• _Instructions to follow_: What you should copy is the line containing "Extract all readable text from this page." and all lines after it in the entries below, exactly and without anything added.

Segment Start: Extracted entries

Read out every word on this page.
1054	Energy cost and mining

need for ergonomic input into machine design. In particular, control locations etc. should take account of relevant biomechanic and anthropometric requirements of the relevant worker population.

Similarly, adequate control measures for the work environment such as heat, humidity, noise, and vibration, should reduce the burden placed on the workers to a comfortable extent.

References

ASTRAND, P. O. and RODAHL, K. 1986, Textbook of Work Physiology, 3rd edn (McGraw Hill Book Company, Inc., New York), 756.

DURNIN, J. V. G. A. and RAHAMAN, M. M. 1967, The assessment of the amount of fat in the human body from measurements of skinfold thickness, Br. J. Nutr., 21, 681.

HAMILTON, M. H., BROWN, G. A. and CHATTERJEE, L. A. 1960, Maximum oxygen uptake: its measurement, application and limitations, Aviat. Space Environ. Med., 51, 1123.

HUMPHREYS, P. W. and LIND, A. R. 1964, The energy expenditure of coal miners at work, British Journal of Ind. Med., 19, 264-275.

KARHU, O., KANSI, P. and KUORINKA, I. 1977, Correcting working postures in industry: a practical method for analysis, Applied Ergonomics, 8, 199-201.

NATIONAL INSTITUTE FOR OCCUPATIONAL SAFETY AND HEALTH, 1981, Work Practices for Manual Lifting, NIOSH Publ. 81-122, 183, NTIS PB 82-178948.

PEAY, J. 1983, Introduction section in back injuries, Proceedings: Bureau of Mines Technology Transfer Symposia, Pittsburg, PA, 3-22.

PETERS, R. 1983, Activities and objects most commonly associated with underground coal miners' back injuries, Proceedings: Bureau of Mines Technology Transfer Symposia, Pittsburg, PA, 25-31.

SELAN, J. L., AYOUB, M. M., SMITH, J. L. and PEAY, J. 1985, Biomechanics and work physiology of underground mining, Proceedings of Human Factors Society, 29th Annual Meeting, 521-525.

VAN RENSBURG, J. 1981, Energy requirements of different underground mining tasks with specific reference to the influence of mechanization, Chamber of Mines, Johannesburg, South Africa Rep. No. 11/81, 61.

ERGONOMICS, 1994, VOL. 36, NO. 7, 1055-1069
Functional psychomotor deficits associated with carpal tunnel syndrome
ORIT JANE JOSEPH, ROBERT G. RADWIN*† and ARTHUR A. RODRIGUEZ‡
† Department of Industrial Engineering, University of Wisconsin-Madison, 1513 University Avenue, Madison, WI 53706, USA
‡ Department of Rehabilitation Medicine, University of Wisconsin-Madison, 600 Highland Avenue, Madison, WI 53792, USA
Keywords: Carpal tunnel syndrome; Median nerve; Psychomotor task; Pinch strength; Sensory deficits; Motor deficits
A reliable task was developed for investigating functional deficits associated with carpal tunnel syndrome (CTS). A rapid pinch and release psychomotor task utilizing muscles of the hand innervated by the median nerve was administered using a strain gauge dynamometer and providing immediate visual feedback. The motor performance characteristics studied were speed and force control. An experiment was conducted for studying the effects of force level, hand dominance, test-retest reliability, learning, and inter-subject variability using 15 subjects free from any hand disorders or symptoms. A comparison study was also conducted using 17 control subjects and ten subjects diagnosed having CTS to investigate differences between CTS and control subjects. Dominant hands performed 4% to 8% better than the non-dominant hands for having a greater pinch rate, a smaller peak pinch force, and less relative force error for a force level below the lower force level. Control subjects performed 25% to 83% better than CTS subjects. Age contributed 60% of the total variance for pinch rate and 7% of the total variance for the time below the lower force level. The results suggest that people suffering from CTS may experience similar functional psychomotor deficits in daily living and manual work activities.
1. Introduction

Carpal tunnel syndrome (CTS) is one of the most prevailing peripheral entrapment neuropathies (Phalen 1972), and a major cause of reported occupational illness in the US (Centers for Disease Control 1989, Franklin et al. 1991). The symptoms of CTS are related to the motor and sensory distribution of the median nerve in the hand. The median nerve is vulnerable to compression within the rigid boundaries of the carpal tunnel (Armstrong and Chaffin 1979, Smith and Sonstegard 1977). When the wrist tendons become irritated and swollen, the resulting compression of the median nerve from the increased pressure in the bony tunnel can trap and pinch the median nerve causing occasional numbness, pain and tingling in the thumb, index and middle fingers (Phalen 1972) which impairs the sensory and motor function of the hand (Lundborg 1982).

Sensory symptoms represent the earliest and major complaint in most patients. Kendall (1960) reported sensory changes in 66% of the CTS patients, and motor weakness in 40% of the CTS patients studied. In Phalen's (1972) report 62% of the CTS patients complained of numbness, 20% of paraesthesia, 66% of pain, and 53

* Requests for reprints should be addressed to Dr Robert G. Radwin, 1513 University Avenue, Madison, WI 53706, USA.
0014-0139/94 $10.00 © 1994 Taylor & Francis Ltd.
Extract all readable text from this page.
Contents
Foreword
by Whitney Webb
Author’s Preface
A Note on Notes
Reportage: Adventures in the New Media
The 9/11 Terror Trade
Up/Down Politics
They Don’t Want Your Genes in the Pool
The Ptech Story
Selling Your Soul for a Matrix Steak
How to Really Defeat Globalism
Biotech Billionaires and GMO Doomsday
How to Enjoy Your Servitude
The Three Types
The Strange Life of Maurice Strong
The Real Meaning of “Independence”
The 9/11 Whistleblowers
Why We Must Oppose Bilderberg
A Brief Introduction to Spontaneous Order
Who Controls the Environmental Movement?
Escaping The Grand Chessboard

Segment End: Extracted entries

• _Expected answer_:
Extract all readable text from this page.
Contents
Foreword
by Whitney Webb
Author’s Preface
A Note on Notes
Reportage: Adventures in the New Media
The 9/11 Terror Trade
Up/Down Politics
They Don’t Want Your Genes in the Pool
The Ptech Story
Selling Your Soul for a Matrix Steak
How to Really Defeat Globalism
Biotech Billionaires and GMO Doomsday
How to Enjoy Your Servitude
The Three Types
The Strange Life of Maurice Strong
The Real Meaning of “Independence”
The 9/11 Whistleblowers
Why We Must Oppose Bilderberg
A Brief Introduction to Spontaneous Order
Who Controls the Environmental Movement?
Escaping The Grand Chessboard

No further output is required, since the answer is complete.